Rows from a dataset
----------------
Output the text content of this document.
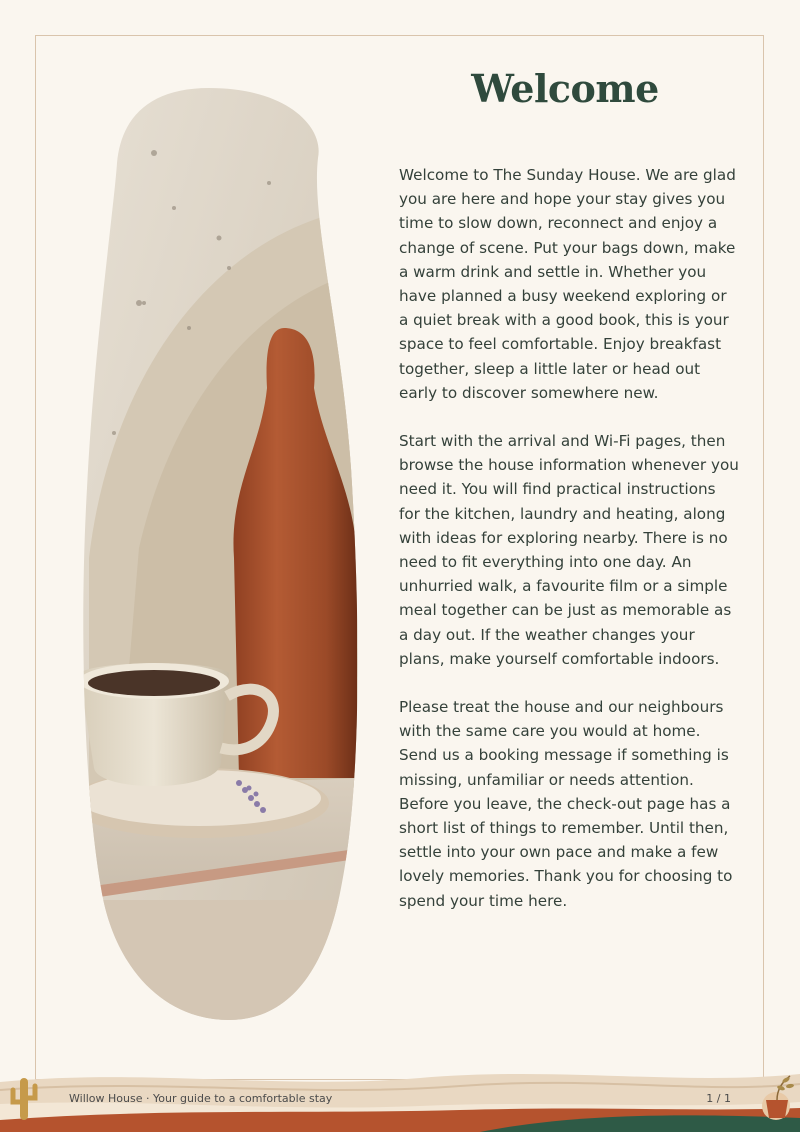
Welcome

Welcome to The Sunday House. We are glad you are here and hope your stay gives you time to slow down, reconnect and enjoy a change of scene. Put your bags down, make a warm drink and settle in. Whether you have planned a busy weekend exploring or a quiet break with a good book, this is your space to feel comfortable. Enjoy breakfast together, sleep a little later or head out early to discover somewhere new.

Start with the arrival and Wi-Fi pages, then browse the house information whenever you need it. You will find practical instructions for the kitchen, laundry and heating, along with ideas for exploring nearby. There is no need to fit everything into one day. An unhurried walk, a favourite film or a simple meal together can be just as memorable as a day out. If the weather changes your plans, make yourself comfortable indoors.

Please treat the house and our neighbours with the same care you would at home. Send us a booking message if something is missing, unfamiliar or needs attention. Before you leave, the check-out page has a short list of things to remember. Until then, settle into your own pace and make a few lovely memories. Thank you for choosing to spend your time here.

Willow House · Your guide to a comfortable stay	1 / 1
----------------
Task goal: In the records, locate each line holding the string "this" and copy it.

Answer below:
Output the text content of this document.
Welcome to The Sunday House. We are glad you are here and hope your stay gives you time to slow down, reconnect and enjoy a change of scene. Put your bags down, make a warm drink and settle in. Whether you have planned a busy weekend exploring or a quiet break with a good book, this is your space to feel comfortable. Enjoy breakfast together, sleep a little later or head out early to discover somewhere new.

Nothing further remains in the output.